== REQUIREMENTS ==
Report the number of lines in the entries below that include the word "rappresentante", and nothing else.

== MATERIAL SHOWN ==
===
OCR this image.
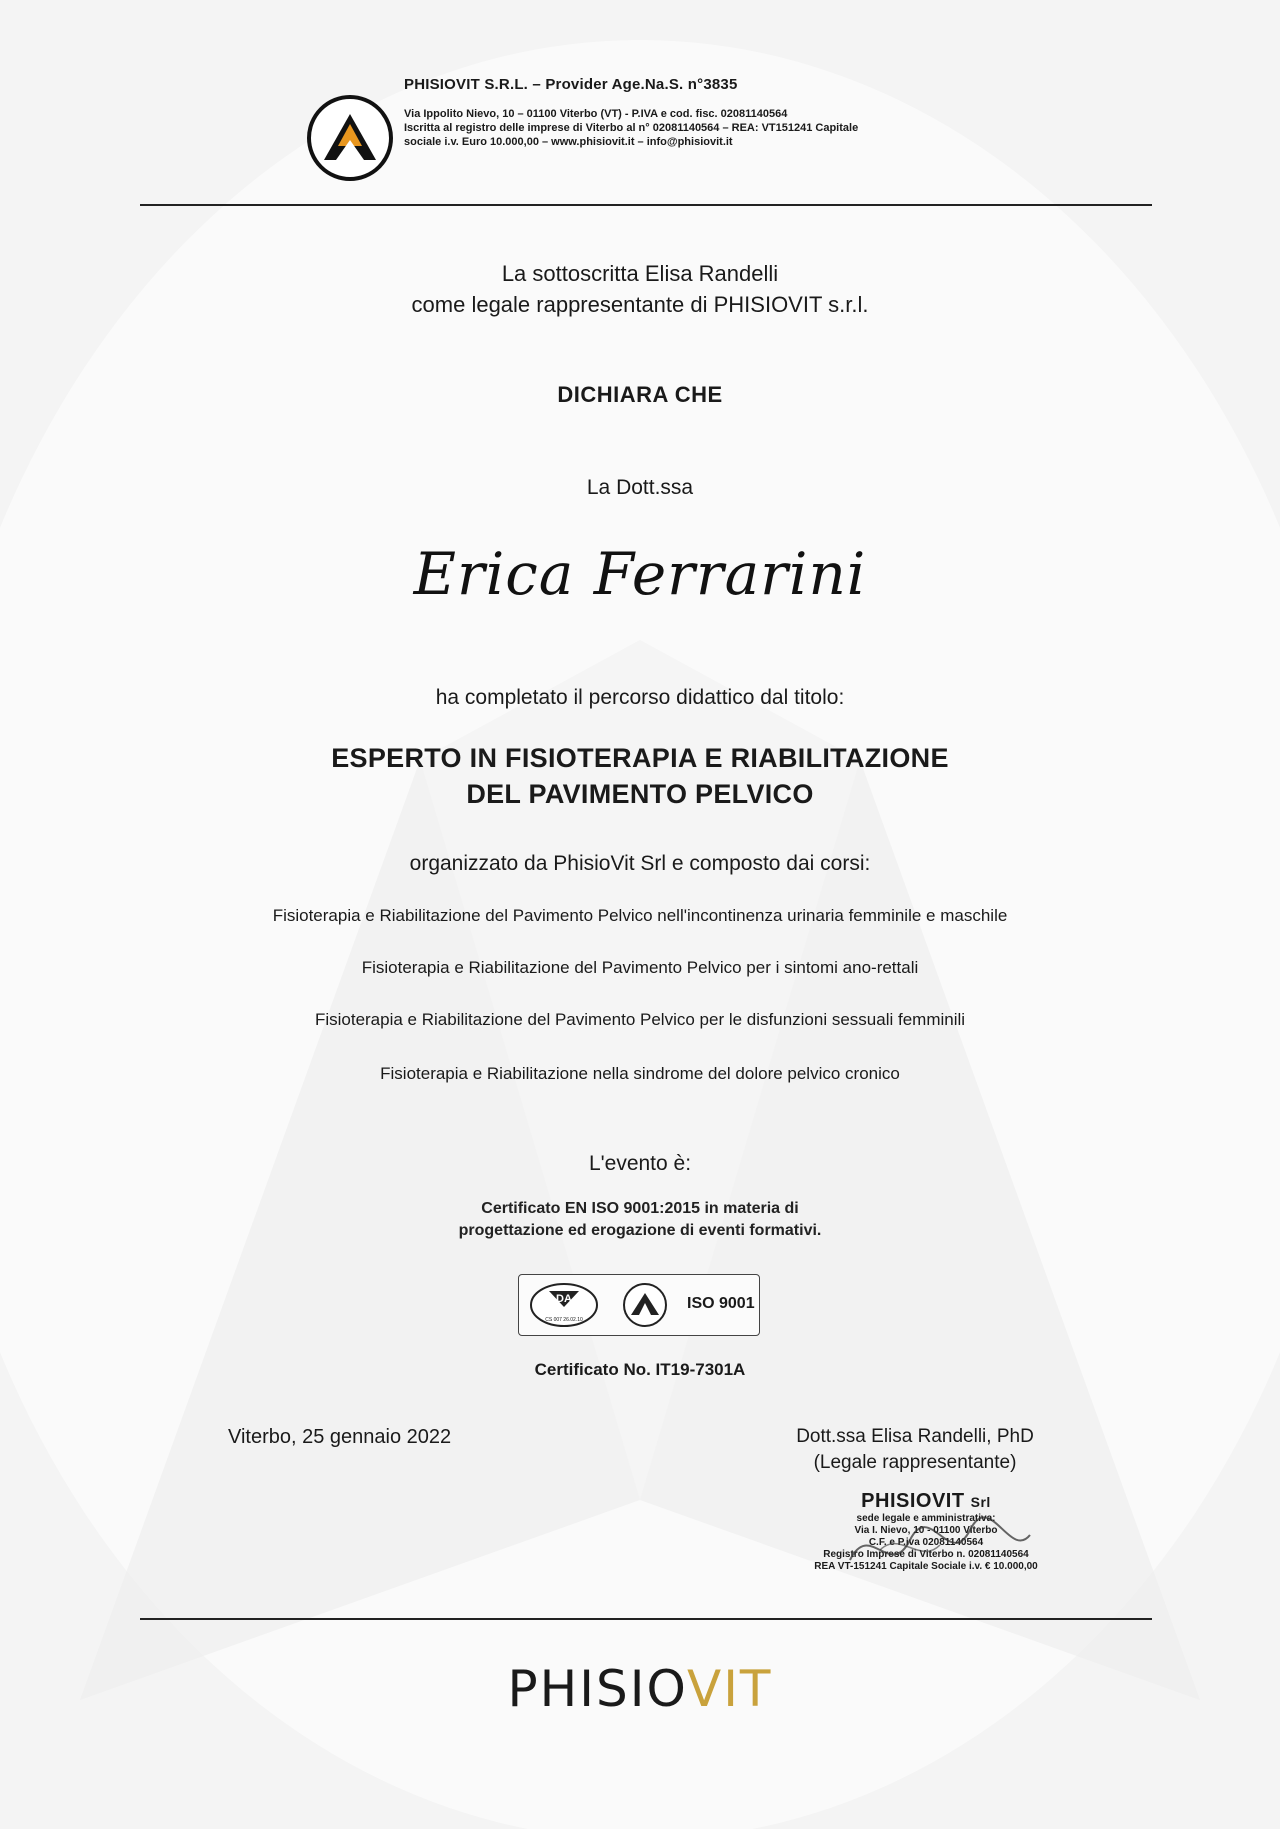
PHISIOVIT S.R.L. – Provider Age.Na.S. n°3835

Via Ippolito Nievo, 10 – 01100 Viterbo (VT) - P.IVA e cod. fisc. 02081140564

Iscritta al registro delle imprese di Viterbo al n° 02081140564 – REA: VT151241 Capitale

sociale i.v. Euro 10.000,00 – www.phisiovit.it – info@phisiovit.it

La sottoscritta Elisa Randelli
come legale rappresentante di PHISIOVIT s.r.l.
DICHIARA CHE
La Dott.ssa
Erica Ferrarini
ha completato il percorso didattico dal titolo:
ESPERTO IN FISIOTERAPIA E RIABILITAZIONE
DEL PAVIMENTO PELVICO
organizzato da PhisioVit Srl e composto dai corsi:
Fisioterapia e Riabilitazione del Pavimento Pelvico nell'incontinenza urinaria femminile e maschile
Fisioterapia e Riabilitazione del Pavimento Pelvico per i sintomi ano-rettali
Fisioterapia e Riabilitazione del Pavimento Pelvico per le disfunzioni sessuali femminili
Fisioterapia e Riabilitazione nella sindrome del dolore pelvico cronico
L'evento è:
Certificato EN ISO 9001:2015 in materia di
progettazione ed erogazione di eventi formativi.
DA
CS 007 26.02.10
ISO 9001
Certificato No. IT19-7301A
Viterbo, 25 gennaio 2022	Dott.ssa Elisa Randelli, PhD
(Legale rappresentante)
PHISIOVIT Srl
sede legale e amministrativa:
Via I. Nievo, 10 - 01100 Viterbo
C.F. e P.iva 02081140564
Registro Imprese di Viterbo n. 02081140564
REA VT-151241 Capitale Sociale i.v. € 10.000,00
PHISIOVIT
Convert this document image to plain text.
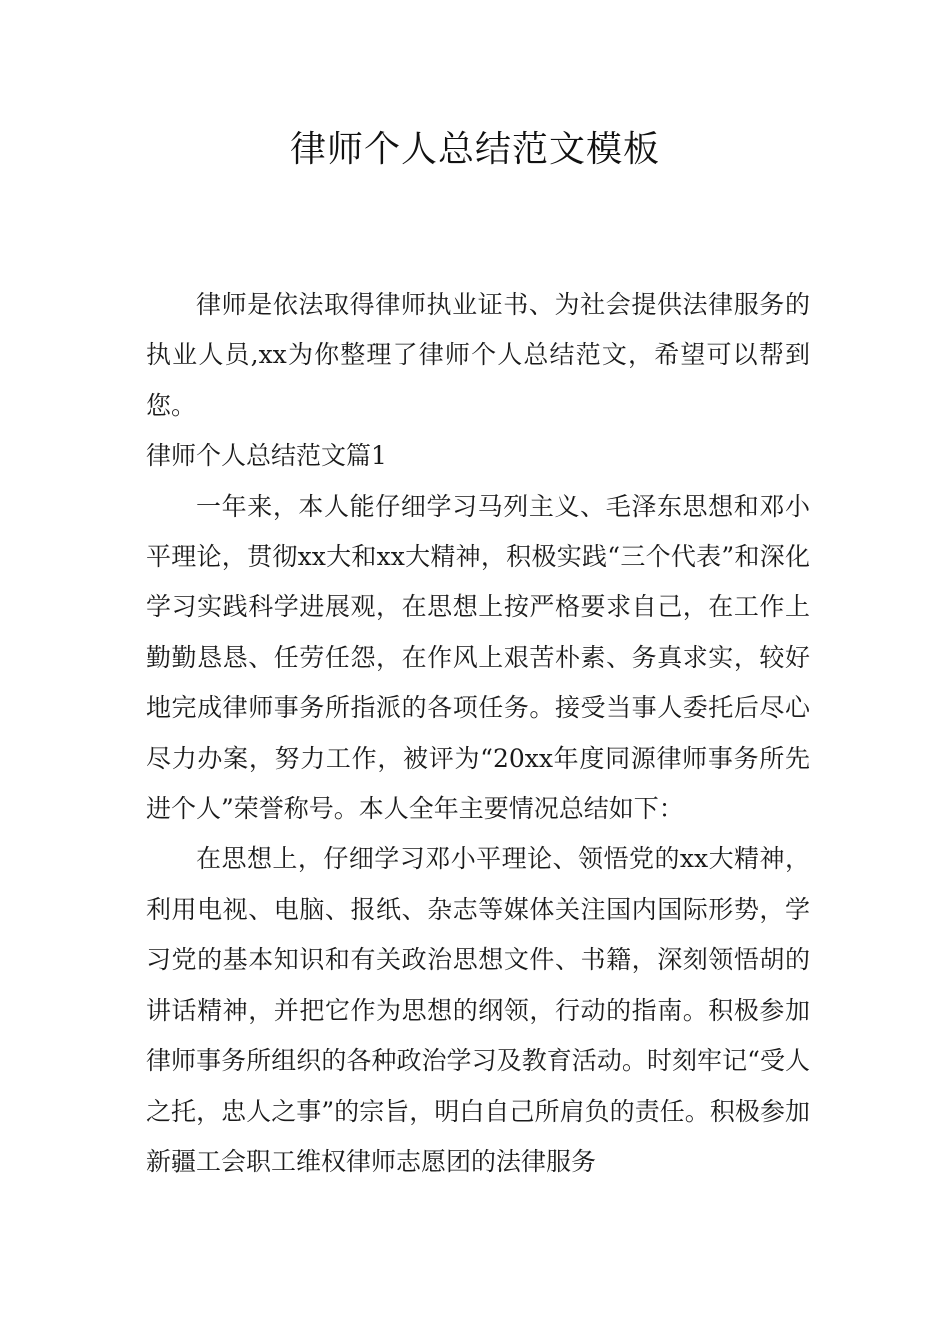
律师个人总结范文模板

律师是依法取得律师执业证书、为社会提供法律服务的执业人员,xx为你整理了律师个人总结范文，希望可以帮到您。

律师个人总结范文篇1

一年来，本人能仔细学习马列主义、毛泽东思想和邓小平理论，贯彻xx大和xx大精神，积极实践“三个代表”和深化学习实践科学进展观，在思想上按严格要求自己，在工作上勤勤恳恳、任劳任怨，在作风上艰苦朴素、务真求实，较好地完成律师事务所指派的各项任务。接受当事人委托后尽心尽力办案，努力工作，被评为“20xx年度同源律师事务所先进个人”荣誉称号。本人全年主要情况总结如下：

在思想上，仔细学习邓小平理论、领悟党的xx大精神，利用电视、电脑、报纸、杂志等媒体关注国内国际形势，学习党的基本知识和有关政治思想文件、书籍，深刻领悟胡的讲话精神，并把它作为思想的纲领，行动的指南。积极参加律师事务所组织的各种政治学习及教育活动。时刻牢记“受人之托，忠人之事”的宗旨，明白自己所肩负的责任。积极参加新疆工会职工维权律师志愿团的法律服务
===
== COMPLETE ANSWER ==
2